# ACTIVITY:
Read the lines below. Copy out any that hold the string "energy".
BEGIN
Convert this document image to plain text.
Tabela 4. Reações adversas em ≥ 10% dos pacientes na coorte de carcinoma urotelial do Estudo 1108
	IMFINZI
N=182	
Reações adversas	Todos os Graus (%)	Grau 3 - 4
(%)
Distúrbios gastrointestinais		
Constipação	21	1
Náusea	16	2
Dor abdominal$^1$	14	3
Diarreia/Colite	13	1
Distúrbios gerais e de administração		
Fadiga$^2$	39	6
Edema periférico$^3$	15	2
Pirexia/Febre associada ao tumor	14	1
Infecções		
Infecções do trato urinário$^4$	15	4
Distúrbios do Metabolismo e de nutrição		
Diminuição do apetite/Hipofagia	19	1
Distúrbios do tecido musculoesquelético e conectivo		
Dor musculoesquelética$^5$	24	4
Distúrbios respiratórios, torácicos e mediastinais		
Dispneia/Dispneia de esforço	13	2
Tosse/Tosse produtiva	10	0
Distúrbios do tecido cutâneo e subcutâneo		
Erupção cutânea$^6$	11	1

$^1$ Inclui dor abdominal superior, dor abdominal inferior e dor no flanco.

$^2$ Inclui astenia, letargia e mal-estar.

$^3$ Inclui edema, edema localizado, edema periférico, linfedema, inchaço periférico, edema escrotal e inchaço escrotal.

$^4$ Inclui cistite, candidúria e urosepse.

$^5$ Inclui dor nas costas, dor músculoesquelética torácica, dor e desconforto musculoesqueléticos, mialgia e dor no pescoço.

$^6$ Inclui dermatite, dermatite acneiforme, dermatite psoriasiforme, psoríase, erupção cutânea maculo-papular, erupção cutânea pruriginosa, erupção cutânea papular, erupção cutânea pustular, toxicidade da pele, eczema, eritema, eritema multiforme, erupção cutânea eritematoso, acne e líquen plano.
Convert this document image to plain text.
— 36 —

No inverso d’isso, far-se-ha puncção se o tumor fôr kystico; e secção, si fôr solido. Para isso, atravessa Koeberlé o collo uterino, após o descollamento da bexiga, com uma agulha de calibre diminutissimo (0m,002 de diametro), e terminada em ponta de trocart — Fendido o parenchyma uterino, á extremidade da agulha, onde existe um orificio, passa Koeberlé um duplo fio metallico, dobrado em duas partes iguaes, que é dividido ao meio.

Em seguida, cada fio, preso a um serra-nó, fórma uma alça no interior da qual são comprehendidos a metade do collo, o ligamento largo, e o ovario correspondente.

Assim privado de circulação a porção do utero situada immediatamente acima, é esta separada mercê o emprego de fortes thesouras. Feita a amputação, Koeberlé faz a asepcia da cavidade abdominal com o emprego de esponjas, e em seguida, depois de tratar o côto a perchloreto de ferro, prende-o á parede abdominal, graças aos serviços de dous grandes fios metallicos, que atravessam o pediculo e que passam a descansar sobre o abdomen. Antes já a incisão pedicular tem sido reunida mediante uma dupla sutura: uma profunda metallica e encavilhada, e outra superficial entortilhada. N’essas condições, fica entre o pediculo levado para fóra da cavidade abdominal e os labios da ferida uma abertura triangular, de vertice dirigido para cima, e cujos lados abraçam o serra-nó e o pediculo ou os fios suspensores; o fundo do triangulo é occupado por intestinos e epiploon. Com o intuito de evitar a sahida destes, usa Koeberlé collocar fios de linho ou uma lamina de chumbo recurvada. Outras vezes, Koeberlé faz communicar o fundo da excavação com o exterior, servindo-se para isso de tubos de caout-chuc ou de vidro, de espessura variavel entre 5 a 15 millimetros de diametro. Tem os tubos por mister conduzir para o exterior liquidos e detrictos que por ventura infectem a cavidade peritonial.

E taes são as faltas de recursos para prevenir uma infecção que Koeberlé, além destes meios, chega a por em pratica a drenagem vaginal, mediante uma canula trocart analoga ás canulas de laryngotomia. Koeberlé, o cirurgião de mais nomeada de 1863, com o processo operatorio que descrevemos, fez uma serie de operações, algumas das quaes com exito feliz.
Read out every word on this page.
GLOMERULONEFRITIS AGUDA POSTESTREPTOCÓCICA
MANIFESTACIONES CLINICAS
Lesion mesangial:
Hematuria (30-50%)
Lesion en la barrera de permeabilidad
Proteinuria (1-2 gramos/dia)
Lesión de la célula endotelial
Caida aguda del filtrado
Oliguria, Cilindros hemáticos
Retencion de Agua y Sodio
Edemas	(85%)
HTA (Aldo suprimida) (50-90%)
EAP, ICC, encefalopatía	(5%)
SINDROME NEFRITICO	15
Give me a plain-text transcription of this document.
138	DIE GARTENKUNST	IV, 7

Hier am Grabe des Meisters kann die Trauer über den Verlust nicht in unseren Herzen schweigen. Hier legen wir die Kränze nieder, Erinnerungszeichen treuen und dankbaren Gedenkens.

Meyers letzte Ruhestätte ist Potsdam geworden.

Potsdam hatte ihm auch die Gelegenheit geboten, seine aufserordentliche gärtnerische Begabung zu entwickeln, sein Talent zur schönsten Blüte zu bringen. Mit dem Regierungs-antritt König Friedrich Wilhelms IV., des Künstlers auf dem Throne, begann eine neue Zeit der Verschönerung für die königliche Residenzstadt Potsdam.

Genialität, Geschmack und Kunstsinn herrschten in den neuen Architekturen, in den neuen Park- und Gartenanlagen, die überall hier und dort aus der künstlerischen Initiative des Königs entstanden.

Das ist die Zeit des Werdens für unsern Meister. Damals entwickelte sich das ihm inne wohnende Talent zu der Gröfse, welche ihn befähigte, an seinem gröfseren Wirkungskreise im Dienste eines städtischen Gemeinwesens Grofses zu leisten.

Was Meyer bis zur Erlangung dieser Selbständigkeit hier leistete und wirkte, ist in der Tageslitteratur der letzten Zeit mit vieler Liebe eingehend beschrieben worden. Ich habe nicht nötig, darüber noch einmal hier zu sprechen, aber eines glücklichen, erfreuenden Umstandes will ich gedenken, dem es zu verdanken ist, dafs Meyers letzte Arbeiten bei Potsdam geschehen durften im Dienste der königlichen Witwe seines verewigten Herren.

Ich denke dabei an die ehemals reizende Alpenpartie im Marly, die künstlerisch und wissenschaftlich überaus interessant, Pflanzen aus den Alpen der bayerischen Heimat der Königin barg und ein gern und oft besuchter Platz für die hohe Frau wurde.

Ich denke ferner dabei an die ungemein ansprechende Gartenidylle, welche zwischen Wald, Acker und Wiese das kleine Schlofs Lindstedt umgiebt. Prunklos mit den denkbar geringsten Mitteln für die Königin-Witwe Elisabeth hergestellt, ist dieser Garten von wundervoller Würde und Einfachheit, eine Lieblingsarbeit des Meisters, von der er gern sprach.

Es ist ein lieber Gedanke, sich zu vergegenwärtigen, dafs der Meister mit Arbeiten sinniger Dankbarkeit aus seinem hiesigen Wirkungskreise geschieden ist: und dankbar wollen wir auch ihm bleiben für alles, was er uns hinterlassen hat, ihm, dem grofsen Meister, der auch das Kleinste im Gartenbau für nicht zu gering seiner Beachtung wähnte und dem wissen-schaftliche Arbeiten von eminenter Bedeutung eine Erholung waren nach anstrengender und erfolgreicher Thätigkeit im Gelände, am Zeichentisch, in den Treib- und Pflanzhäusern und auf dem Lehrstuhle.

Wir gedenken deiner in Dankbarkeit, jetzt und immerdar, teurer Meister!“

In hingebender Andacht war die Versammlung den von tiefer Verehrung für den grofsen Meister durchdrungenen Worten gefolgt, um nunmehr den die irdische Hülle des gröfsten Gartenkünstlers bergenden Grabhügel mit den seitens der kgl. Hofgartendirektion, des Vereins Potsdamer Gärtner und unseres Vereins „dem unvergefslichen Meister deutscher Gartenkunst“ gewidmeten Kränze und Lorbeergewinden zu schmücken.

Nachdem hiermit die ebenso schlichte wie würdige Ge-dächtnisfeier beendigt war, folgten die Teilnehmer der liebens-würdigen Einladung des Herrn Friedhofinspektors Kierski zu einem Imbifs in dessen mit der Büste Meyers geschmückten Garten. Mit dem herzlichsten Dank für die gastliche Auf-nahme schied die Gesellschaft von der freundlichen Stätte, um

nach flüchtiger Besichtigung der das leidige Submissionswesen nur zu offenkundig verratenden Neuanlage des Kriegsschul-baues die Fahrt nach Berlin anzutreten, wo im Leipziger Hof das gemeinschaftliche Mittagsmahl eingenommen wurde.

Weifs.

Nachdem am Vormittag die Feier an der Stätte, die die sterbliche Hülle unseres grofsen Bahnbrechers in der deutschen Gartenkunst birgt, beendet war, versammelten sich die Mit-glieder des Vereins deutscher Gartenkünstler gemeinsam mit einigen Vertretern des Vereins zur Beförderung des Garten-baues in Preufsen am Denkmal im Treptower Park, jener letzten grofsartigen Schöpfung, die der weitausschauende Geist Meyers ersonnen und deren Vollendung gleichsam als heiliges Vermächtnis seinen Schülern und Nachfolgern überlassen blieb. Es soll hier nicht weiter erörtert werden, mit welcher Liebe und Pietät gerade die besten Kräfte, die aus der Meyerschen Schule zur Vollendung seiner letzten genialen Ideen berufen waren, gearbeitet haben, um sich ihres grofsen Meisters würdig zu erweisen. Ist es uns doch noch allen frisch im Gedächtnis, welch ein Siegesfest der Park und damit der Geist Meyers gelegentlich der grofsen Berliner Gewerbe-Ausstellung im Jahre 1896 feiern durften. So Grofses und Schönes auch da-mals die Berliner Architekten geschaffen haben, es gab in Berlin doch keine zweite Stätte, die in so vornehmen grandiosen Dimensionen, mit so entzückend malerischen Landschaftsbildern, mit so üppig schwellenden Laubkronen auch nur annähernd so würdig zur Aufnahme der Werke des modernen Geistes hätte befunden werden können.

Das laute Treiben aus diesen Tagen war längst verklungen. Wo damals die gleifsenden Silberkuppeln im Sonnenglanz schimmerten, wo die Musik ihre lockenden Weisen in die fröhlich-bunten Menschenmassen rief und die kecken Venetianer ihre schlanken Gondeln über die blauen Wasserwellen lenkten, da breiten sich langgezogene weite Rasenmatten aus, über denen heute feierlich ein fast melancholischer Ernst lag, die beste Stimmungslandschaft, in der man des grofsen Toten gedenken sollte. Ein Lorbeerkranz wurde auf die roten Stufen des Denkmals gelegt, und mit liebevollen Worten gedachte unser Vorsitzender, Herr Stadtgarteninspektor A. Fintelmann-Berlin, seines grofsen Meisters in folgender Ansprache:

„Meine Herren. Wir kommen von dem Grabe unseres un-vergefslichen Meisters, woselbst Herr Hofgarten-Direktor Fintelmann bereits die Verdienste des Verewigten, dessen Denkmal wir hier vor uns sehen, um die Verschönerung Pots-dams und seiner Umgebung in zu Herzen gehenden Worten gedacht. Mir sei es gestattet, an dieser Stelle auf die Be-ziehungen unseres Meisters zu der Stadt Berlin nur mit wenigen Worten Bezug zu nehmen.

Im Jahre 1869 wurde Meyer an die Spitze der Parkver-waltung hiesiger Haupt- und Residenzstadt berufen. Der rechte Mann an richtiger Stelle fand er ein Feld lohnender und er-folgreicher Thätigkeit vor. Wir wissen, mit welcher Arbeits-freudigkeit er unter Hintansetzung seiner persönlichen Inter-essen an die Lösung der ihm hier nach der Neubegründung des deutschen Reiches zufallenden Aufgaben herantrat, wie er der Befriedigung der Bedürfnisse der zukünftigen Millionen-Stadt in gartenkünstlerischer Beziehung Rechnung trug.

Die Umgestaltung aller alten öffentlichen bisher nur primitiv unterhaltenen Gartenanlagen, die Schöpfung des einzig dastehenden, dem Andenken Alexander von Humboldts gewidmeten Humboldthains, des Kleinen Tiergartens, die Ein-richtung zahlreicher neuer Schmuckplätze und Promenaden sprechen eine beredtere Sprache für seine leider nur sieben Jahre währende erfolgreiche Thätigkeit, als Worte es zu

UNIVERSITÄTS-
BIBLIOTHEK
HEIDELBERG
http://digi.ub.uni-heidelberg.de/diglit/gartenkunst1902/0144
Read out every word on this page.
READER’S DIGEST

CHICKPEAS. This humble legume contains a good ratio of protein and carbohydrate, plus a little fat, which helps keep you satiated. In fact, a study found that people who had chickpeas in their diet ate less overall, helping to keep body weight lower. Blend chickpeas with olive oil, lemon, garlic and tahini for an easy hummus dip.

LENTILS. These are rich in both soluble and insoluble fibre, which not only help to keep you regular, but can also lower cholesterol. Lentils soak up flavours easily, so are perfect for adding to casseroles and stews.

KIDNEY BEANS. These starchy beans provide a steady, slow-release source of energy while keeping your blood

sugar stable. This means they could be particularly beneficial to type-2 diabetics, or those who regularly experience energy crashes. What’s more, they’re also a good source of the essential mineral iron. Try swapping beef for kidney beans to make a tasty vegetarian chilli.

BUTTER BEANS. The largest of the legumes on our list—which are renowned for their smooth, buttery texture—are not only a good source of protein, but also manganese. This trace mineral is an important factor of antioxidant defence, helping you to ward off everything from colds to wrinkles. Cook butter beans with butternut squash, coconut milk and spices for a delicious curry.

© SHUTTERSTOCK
END
# ANSWER TO THIS TASK:
KIDNEY BEANS. These starchy beans provide a steady, slow-release source of energy while keeping your blood
sugar stable. This means they could be particularly beneficial to type-2 diabetics, or those who regularly experience energy crashes. What’s more, they’re also a good source of the essential mineral iron. Try swapping beef for kidney beans to make a tasty vegetarian chilli.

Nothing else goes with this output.